What you need to do: In the material below, which lines hold the word "occur"? Pick each one out.

Recorded data:
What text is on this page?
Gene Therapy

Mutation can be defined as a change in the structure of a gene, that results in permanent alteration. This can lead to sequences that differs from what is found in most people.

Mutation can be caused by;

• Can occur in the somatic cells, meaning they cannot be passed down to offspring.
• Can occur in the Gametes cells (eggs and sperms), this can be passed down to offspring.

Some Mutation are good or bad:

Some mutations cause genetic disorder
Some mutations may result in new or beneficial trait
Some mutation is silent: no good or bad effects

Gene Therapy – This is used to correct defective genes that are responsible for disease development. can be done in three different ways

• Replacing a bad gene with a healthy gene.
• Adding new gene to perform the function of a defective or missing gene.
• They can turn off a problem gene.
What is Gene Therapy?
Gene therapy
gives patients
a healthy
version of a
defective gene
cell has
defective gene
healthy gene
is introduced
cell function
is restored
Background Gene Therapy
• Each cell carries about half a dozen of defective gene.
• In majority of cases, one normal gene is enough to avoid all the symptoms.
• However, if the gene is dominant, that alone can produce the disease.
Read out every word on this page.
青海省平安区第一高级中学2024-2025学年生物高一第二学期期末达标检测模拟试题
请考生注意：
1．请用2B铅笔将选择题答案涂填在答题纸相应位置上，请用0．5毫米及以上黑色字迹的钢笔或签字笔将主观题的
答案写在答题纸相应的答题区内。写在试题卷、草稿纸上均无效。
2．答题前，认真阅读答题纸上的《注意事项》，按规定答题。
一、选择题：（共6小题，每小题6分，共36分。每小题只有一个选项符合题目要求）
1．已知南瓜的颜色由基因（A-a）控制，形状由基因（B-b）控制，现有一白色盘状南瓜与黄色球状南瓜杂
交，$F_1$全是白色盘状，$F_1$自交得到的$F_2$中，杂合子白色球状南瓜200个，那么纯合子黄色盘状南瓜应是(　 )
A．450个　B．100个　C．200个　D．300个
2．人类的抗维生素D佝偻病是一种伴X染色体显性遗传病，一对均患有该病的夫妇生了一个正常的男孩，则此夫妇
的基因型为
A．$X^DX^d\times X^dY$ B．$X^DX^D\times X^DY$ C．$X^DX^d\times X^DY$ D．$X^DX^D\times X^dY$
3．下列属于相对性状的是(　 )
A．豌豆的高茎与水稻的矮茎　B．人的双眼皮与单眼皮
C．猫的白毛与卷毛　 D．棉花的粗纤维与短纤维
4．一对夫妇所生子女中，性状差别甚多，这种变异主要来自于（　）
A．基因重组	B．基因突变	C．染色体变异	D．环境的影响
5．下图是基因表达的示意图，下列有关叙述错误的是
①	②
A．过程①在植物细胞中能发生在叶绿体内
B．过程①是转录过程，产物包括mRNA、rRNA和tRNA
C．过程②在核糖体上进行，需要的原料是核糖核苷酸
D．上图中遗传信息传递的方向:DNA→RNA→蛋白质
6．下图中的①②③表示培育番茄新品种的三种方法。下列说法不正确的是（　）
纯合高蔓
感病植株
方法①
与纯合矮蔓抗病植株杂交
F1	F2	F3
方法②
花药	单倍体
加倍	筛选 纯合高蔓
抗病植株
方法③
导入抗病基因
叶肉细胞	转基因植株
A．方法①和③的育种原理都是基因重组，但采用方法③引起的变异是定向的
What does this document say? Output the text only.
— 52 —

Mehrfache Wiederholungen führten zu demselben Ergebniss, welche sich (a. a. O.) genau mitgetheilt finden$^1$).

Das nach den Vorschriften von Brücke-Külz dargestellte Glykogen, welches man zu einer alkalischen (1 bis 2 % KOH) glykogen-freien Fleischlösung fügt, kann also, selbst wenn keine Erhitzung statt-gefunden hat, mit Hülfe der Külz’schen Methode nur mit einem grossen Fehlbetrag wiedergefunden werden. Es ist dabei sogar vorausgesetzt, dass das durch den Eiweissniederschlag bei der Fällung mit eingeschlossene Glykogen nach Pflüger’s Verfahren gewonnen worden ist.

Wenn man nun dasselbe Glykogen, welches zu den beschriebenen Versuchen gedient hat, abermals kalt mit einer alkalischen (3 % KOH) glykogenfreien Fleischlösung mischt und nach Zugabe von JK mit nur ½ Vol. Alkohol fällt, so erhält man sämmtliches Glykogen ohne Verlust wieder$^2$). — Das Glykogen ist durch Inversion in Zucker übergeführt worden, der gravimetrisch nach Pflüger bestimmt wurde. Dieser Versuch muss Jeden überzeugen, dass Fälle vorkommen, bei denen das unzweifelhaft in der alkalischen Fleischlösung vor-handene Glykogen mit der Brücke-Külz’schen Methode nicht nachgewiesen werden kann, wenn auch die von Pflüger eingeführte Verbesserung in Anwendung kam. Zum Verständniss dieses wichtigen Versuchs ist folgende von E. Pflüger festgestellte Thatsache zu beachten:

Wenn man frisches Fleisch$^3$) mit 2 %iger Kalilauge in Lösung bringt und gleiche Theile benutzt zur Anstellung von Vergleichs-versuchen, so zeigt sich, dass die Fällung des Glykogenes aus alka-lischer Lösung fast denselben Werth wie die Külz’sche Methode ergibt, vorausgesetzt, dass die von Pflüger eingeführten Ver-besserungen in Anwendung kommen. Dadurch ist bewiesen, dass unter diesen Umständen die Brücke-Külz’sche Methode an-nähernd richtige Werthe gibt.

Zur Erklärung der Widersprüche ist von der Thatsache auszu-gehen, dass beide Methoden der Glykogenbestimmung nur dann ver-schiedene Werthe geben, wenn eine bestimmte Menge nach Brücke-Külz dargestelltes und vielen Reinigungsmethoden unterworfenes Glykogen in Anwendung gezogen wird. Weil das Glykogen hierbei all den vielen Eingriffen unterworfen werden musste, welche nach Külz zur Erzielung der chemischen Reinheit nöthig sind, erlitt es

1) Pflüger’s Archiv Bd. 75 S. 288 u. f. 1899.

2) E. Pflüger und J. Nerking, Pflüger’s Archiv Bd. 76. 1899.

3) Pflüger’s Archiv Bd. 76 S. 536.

Exercise output:
• Can occur in the somatic cells, meaning they cannot be passed down to offspring.
• Can occur in the Gametes cells (eggs and sperms), this can be passed down to offspring.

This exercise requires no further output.